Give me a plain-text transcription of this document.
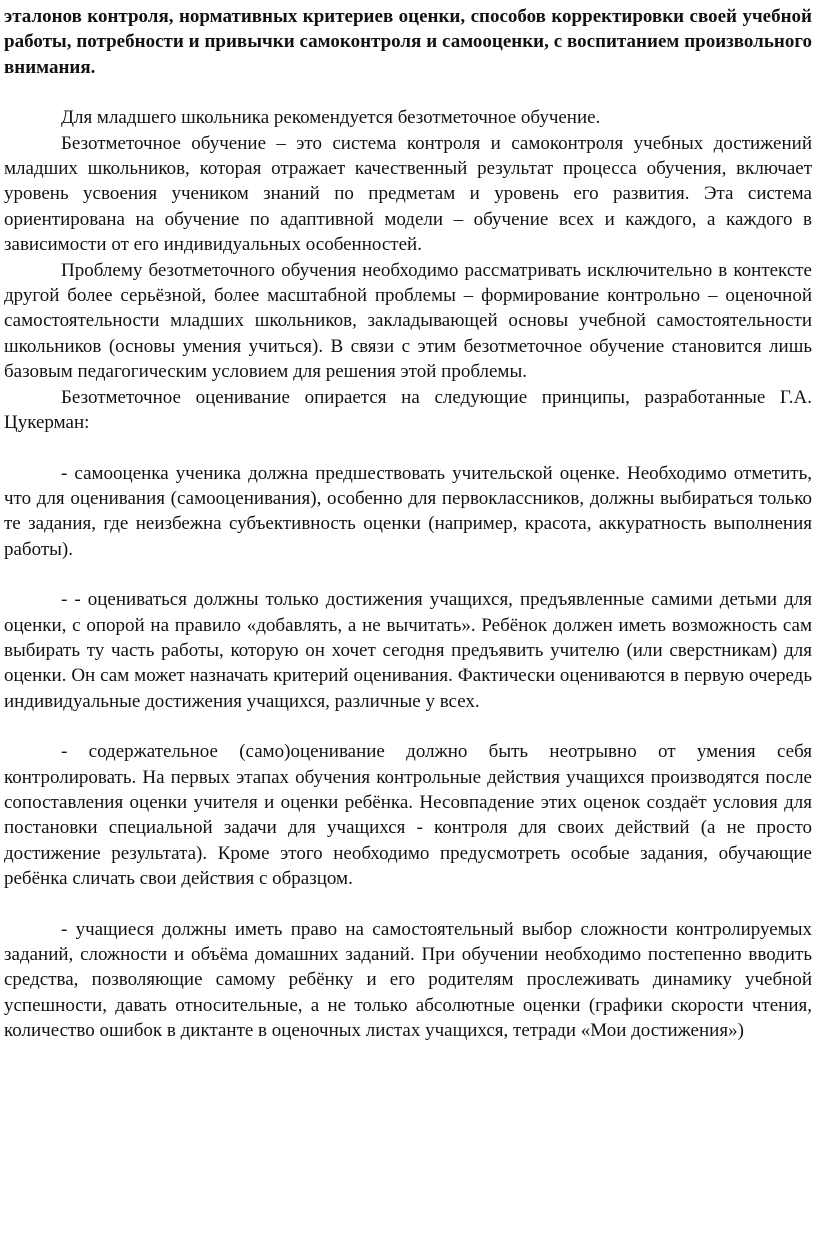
эталонов контроля, нормативных критериев оценки, способов корректировки своей учебной работы, потребности и привычки самоконтроля и самооценки, с воспитанием произвольного внимания.

Для младшего школьника рекомендуется безотметочное обучение.

Безотметочное обучение – это система контроля и самоконтроля учебных достижений младших школьников, которая отражает качественный результат процесса обучения, включает уровень усвоения учеником знаний по предметам и уровень его развития. Эта система ориентирована на обучение по адаптивной модели – обучение всех и каждого, а каждого в зависимости от его индивидуальных особенностей.

Проблему безотметочного обучения необходимо рассматривать исключительно в контексте другой более серьёзной, более масштабной проблемы – формирование контрольно – оценочной самостоятельности младших школьников, закладывающей основы учебной самостоятельности школьников (основы умения учиться). В связи с этим безотметочное обучение становится лишь базовым педагогическим условием для решения этой проблемы.

Безотметочное оценивание опирается на следующие принципы, разработанные Г.А. Цукерман:

- самооценка ученика должна предшествовать учительской оценке. Необходимо отметить, что для оценивания (самооценивания), особенно для первоклассников, должны выбираться только те задания, где неизбежна субъективность оценки (например, красота, аккуратность выполнения работы).

- - оцениваться должны только достижения учащихся, предъявленные самими детьми для оценки, с опорой на правило «добавлять, а не вычитать». Ребёнок должен иметь возможность сам выбирать ту часть работы, которую он хочет сегодня предъявить учителю (или сверстникам) для оценки. Он сам может назначать критерий оценивания. Фактически оцениваются в первую очередь индивидуальные достижения учащихся, различные у всех.

- содержательное (само)оценивание должно быть неотрывно от умения себя контролировать. На первых этапах обучения контрольные действия учащихся производятся после сопоставления оценки учителя и оценки ребёнка. Несовпадение этих оценок создаёт условия для постановки специальной задачи для учащихся - контроля для своих действий (а не просто достижение результата). Кроме этого необходимо предусмотреть особые задания, обучающие ребёнка сличать свои действия с образцом.

- учащиеся должны иметь право на самостоятельный выбор сложности контролируемых заданий, сложности и объёма домашних заданий. При обучении необходимо постепенно вводить средства, позволяющие самому ребёнку и его родителям прослеживать динамику учебной успешности, давать относительные, а не только абсолютные оценки (графики скорости чтения, количество ошибок в диктанте в оценочных листах учащихся, тетради «Мои достижения»)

==========

## TO BE DONE
Quote the material word for word, dropping any images it holds.

## RESULT OF THIS EXERCISE
Give me a plain-text transcription of this document.
эталонов контроля, нормативных критериев оценки, способов корректировки своей учебной работы, потребности и привычки самоконтроля и самооценки, с воспитанием произвольного внимания.

Для младшего школьника рекомендуется безотметочное обучение.

Безотметочное обучение – это система контроля и самоконтроля учебных достижений младших школьников, которая отражает качественный результат процесса обучения, включает уровень усвоения учеником знаний по предметам и уровень его развития. Эта система ориентирована на обучение по адаптивной модели – обучение всех и каждого, а каждого в зависимости от его индивидуальных особенностей.

Проблему безотметочного обучения необходимо рассматривать исключительно в контексте другой более серьёзной, более масштабной проблемы – формирование контрольно – оценочной самостоятельности младших школьников, закладывающей основы учебной самостоятельности школьников (основы умения учиться). В связи с этим безотметочное обучение становится лишь базовым педагогическим условием для решения этой проблемы.

Безотметочное оценивание опирается на следующие принципы, разработанные Г.А. Цукерман:

- самооценка ученика должна предшествовать учительской оценке. Необходимо отметить, что для оценивания (самооценивания), особенно для первоклассников, должны выбираться только те задания, где неизбежна субъективность оценки (например, красота, аккуратность выполнения работы).

- - оцениваться должны только достижения учащихся, предъявленные самими детьми для оценки, с опорой на правило «добавлять, а не вычитать». Ребёнок должен иметь возможность сам выбирать ту часть работы, которую он хочет сегодня предъявить учителю (или сверстникам) для оценки. Он сам может назначать критерий оценивания. Фактически оцениваются в первую очередь индивидуальные достижения учащихся, различные у всех.

- содержательное (само)оценивание должно быть неотрывно от умения себя контролировать. На первых этапах обучения контрольные действия учащихся производятся после сопоставления оценки учителя и оценки ребёнка. Несовпадение этих оценок создаёт условия для постановки специальной задачи для учащихся - контроля для своих действий (а не просто достижение результата). Кроме этого необходимо предусмотреть особые задания, обучающие ребёнка сличать свои действия с образцом.

- учащиеся должны иметь право на самостоятельный выбор сложности контролируемых заданий, сложности и объёма домашних заданий. При обучении необходимо постепенно вводить средства, позволяющие самому ребёнку и его родителям прослеживать динамику учебной успешности, давать относительные, а не только абсолютные оценки (графики скорости чтения, количество ошибок в диктанте в оценочных листах учащихся, тетради «Мои достижения»)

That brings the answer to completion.